Raw data:
···

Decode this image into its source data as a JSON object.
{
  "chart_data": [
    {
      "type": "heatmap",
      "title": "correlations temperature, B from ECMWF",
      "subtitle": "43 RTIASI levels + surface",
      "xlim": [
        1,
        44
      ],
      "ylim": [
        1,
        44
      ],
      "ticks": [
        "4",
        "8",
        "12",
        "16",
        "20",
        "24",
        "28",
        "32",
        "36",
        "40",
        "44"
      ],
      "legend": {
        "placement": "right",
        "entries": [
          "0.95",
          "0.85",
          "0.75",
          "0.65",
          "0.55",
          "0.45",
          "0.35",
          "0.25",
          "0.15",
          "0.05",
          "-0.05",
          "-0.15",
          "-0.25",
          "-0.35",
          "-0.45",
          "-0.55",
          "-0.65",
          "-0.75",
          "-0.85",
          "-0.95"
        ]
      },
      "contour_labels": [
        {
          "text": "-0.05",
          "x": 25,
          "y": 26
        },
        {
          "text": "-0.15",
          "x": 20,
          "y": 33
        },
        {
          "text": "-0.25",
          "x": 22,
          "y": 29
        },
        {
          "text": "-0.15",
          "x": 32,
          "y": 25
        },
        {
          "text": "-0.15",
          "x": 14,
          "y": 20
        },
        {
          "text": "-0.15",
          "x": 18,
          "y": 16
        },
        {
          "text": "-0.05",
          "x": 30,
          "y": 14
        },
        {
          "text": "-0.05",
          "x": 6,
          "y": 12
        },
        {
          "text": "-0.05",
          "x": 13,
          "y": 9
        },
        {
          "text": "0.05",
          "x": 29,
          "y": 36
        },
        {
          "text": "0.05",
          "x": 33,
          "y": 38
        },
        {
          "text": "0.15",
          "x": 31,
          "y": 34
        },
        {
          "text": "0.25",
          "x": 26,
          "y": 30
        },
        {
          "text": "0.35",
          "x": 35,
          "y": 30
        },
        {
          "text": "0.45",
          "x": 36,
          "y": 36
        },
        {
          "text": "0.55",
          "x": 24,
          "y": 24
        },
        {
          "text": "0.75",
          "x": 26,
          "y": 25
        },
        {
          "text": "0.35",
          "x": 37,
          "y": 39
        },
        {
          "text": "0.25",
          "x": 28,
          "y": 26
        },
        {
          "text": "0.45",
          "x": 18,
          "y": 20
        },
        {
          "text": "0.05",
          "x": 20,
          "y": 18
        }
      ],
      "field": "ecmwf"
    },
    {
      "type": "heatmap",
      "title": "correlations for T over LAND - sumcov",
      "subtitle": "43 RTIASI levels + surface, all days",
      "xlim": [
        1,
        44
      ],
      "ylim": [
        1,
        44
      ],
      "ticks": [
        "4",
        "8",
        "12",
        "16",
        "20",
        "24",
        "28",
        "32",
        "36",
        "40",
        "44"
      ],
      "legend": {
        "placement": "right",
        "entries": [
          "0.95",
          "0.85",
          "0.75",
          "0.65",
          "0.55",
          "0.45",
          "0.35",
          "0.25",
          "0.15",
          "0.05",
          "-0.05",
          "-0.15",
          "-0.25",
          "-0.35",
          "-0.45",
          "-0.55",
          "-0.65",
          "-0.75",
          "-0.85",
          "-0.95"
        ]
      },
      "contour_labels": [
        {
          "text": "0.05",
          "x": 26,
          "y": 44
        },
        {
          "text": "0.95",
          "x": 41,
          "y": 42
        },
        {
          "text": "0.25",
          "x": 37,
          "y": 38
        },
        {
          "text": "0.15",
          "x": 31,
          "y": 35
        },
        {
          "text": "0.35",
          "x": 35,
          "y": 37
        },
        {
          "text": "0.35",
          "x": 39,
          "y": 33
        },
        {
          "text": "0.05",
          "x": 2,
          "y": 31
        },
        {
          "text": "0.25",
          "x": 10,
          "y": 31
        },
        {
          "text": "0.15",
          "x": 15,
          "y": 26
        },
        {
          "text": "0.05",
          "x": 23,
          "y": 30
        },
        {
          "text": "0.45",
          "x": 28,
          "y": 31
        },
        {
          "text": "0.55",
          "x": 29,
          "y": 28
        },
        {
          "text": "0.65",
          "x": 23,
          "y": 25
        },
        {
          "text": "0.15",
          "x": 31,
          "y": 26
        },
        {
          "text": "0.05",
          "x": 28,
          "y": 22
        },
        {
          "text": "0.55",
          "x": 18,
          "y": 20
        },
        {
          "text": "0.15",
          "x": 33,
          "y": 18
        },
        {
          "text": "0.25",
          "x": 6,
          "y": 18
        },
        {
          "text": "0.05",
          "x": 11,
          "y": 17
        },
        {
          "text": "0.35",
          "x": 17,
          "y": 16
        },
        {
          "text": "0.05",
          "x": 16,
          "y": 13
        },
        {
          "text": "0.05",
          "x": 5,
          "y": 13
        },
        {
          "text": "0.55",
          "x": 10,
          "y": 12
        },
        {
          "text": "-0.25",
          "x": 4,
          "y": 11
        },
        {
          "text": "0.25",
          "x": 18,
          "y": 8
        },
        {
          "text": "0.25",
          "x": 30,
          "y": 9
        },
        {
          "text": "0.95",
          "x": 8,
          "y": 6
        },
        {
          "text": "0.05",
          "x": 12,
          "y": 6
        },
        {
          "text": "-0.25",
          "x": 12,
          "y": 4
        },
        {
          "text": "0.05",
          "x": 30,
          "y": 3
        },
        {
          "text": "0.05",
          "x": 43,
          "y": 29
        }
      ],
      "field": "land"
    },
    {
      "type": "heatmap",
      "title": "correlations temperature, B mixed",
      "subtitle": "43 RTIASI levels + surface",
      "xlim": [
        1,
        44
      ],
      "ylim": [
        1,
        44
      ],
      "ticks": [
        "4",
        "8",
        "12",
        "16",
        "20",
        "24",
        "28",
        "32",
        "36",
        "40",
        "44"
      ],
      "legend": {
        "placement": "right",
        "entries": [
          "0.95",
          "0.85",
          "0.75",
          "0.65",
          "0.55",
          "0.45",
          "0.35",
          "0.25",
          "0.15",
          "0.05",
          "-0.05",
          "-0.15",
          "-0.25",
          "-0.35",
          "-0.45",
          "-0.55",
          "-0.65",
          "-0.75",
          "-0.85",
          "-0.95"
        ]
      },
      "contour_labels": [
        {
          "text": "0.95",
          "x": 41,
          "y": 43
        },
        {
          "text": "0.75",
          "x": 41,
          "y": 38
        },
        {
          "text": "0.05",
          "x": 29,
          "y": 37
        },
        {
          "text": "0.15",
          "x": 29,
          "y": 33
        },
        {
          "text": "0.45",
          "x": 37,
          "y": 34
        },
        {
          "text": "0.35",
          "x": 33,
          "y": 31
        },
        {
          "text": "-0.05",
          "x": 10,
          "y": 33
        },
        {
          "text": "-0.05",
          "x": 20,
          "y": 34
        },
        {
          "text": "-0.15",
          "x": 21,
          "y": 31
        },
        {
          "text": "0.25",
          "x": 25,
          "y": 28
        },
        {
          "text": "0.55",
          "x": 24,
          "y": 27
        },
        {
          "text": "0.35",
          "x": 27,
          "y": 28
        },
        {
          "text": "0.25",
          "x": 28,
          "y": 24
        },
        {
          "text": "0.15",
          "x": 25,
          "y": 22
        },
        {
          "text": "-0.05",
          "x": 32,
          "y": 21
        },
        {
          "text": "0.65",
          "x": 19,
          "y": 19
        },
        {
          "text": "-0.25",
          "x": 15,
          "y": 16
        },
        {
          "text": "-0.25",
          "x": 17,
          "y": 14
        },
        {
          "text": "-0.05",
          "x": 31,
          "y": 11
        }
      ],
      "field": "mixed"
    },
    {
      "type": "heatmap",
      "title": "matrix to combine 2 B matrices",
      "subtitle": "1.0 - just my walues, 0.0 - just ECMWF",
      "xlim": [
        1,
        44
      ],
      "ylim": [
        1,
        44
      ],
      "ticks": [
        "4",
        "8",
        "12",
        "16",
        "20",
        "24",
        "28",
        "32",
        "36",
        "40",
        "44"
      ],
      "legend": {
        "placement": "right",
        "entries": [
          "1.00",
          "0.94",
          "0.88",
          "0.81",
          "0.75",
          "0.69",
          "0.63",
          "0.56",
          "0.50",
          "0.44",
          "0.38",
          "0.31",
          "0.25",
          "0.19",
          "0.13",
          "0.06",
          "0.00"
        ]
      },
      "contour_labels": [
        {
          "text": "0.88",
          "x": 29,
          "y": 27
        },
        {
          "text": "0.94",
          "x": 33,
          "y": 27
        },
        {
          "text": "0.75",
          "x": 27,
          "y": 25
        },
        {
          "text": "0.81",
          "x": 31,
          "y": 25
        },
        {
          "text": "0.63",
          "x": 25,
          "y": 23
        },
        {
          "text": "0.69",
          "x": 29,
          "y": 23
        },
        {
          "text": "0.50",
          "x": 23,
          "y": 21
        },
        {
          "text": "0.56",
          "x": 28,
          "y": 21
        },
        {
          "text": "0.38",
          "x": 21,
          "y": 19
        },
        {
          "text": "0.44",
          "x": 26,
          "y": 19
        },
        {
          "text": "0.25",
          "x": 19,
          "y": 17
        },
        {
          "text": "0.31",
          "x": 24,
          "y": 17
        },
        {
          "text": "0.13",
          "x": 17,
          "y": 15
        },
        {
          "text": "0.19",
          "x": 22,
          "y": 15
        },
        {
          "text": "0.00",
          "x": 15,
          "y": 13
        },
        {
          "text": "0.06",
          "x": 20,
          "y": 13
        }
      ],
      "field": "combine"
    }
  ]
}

···

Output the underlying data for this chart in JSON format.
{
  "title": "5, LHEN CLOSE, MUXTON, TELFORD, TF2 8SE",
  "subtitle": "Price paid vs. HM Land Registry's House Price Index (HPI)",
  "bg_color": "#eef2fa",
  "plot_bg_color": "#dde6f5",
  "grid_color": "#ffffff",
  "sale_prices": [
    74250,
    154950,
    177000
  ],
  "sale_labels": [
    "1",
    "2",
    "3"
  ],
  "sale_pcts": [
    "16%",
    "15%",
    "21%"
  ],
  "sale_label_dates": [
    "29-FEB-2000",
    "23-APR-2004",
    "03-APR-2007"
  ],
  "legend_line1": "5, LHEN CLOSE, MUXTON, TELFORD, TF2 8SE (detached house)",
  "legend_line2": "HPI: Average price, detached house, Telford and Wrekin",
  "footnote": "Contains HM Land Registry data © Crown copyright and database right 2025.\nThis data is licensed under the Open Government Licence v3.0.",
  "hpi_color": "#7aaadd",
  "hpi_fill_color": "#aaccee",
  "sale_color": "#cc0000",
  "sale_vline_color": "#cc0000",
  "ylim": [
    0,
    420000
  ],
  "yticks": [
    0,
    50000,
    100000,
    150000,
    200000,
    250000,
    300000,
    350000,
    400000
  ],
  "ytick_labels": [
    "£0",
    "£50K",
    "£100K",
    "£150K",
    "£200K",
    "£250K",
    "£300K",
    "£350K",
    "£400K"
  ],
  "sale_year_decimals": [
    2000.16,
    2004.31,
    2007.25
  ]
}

···

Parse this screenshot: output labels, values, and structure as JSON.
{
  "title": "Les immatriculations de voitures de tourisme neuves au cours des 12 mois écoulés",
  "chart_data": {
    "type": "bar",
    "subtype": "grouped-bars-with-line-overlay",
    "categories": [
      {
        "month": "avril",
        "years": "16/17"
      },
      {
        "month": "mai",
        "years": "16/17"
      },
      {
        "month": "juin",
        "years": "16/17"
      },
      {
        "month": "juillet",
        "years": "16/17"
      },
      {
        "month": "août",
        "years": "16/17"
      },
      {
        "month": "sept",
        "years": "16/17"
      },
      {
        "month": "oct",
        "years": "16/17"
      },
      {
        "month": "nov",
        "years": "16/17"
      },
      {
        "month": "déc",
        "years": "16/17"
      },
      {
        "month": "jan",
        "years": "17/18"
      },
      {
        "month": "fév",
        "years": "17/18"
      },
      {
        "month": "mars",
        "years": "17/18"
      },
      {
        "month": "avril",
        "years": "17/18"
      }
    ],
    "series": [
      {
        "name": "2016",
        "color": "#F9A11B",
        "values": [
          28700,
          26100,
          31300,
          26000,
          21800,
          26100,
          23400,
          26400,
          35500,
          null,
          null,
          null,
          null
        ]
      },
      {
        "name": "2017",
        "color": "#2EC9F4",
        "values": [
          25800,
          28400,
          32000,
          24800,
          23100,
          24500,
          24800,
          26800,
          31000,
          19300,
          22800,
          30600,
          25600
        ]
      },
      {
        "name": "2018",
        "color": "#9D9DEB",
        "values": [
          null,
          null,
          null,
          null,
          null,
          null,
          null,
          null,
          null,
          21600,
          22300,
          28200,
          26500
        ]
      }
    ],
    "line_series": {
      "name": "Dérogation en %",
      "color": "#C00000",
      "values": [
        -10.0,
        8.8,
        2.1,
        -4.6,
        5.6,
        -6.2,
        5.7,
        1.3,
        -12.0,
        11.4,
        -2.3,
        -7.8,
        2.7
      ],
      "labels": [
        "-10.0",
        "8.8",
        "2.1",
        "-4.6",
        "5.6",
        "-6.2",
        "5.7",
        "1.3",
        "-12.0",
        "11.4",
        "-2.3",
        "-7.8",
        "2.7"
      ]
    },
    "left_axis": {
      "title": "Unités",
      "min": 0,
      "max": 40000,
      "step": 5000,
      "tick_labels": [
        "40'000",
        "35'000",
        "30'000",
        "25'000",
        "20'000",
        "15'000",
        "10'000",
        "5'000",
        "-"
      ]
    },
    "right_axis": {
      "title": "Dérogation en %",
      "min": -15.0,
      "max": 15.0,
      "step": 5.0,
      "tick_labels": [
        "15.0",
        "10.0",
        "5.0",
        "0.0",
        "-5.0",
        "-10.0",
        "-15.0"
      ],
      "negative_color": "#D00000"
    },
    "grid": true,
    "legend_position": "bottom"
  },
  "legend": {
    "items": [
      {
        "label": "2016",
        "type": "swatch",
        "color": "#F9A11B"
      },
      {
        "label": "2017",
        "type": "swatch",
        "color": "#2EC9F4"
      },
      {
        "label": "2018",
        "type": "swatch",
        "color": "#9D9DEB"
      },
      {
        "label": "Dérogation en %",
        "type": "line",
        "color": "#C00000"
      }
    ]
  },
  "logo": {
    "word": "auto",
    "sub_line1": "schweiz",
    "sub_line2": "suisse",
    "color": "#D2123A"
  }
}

···

Going through the entries above line by line, work out how many lines include the word "temperature". Only the number is required.

Response for this exercise:
2